Copy whichever lines contain the string "billing".

[Dataset entries]

────────────────────────────────────────

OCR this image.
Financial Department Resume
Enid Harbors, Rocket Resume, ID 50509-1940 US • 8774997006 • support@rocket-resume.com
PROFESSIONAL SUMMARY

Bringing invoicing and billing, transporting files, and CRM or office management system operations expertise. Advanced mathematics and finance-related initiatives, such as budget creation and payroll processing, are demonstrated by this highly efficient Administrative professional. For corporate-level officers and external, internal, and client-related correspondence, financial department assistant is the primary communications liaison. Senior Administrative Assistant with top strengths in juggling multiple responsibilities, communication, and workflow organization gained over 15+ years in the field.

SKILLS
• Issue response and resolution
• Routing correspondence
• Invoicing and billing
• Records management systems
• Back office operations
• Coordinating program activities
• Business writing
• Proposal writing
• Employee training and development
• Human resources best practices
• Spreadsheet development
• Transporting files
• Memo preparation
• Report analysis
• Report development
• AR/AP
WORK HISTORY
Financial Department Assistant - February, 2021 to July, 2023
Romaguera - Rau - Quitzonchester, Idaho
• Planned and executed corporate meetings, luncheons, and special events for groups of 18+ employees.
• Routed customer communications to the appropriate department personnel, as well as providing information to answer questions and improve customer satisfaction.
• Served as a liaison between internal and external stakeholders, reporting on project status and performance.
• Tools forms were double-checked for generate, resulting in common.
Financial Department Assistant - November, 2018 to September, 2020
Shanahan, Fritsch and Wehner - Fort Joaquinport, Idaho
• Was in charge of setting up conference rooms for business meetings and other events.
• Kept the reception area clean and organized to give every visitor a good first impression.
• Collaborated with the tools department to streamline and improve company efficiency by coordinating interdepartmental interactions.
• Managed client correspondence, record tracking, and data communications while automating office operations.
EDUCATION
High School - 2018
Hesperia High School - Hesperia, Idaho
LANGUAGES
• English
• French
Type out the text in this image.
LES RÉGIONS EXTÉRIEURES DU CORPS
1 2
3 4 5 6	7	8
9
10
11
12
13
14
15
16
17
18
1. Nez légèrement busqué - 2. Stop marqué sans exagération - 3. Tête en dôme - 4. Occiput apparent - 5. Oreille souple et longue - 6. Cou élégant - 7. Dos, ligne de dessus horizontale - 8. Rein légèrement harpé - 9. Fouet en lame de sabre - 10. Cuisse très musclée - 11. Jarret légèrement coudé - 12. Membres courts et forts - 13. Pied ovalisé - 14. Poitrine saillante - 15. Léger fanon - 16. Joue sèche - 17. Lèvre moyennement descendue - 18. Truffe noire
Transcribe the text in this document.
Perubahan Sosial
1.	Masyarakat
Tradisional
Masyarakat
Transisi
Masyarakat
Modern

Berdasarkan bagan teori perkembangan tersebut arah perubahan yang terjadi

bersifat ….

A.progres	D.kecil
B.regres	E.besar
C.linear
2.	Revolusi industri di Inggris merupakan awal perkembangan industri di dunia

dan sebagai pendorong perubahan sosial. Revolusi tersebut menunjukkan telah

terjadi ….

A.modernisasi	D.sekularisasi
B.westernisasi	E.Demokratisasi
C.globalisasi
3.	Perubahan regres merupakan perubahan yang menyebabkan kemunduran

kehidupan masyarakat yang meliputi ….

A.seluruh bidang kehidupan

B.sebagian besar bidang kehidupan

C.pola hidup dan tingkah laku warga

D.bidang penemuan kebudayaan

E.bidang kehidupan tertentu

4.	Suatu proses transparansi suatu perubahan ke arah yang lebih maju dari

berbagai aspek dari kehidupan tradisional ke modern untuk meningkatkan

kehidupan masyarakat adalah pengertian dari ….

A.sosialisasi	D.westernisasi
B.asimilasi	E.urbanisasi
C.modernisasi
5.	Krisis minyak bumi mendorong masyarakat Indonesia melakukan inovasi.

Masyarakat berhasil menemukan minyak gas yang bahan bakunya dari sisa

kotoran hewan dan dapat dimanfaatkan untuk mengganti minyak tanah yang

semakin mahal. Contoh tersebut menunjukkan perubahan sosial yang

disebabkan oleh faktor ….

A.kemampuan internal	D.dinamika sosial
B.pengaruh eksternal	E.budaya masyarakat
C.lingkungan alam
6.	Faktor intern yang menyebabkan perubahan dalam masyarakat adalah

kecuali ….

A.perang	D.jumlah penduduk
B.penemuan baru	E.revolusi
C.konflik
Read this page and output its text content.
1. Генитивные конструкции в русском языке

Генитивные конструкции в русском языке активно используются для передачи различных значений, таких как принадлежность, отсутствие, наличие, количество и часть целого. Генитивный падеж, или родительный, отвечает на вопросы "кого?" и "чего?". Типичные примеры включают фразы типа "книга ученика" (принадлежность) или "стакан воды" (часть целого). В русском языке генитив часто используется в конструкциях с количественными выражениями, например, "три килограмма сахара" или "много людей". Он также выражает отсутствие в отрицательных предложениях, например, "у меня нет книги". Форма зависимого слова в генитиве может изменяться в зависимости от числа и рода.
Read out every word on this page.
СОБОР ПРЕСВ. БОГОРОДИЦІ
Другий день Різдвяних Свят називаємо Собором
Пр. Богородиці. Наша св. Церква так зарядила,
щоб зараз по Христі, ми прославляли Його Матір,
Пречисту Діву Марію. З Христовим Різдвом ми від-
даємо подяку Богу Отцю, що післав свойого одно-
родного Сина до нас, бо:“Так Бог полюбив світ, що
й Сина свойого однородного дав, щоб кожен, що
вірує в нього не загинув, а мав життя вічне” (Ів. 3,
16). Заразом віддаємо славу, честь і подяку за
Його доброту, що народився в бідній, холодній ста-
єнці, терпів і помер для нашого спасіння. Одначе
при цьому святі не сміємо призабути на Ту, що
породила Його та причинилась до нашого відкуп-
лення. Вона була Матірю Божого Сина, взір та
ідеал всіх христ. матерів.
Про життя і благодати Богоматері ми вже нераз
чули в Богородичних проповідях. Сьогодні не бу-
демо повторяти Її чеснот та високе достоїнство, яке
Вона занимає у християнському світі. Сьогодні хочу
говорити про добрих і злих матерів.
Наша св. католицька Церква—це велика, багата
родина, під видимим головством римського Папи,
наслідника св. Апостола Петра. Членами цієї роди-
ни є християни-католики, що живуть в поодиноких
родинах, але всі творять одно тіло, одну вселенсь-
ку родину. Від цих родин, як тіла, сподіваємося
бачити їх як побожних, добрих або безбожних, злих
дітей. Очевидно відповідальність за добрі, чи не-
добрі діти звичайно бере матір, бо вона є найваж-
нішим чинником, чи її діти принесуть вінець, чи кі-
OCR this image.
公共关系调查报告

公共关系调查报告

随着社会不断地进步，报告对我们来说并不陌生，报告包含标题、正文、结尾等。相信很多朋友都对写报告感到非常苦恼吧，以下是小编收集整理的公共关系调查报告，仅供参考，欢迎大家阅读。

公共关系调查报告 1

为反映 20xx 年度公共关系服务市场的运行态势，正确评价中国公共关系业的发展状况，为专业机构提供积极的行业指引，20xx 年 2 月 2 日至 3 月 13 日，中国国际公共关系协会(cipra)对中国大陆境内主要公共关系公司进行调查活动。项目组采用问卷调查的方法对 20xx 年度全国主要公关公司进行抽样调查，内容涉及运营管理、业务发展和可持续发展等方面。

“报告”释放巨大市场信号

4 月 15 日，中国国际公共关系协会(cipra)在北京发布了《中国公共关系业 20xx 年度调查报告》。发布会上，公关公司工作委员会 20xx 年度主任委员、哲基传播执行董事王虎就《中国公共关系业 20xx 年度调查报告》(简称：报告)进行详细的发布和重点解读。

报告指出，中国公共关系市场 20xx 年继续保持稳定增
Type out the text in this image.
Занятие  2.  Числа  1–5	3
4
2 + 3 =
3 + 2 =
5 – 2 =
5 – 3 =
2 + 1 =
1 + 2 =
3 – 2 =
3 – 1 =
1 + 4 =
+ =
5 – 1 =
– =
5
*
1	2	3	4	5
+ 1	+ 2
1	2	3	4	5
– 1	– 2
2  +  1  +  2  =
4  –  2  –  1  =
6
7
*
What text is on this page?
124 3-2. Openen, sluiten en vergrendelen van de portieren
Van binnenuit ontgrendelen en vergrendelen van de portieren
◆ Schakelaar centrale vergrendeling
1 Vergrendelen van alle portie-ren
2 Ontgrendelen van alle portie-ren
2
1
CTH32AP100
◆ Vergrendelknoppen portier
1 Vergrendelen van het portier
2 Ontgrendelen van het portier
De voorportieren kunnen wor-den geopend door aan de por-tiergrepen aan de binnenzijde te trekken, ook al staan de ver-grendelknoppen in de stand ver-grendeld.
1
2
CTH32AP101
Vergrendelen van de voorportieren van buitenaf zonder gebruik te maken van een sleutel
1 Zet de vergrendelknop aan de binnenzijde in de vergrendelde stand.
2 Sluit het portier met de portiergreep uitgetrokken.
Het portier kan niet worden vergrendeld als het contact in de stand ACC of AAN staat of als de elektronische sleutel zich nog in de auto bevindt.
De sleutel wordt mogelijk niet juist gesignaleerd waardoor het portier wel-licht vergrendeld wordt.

────────────────────────────────────────

Task response:
Bringing invoicing and billing, transporting files, and CRM or office management system operations expertise. Advanced mathematics and finance-related initiatives, such as budget creation and payroll processing, are demonstrated by this highly efficient Administrative professional. For corporate-level officers and external, internal, and client-related correspondence, financial department assistant is the primary communications liaison. Senior Administrative Assistant with top strengths in juggling multiple responsibilities, communication, and workflow organization gained over 15+ years in the field.
• Invoicing and billing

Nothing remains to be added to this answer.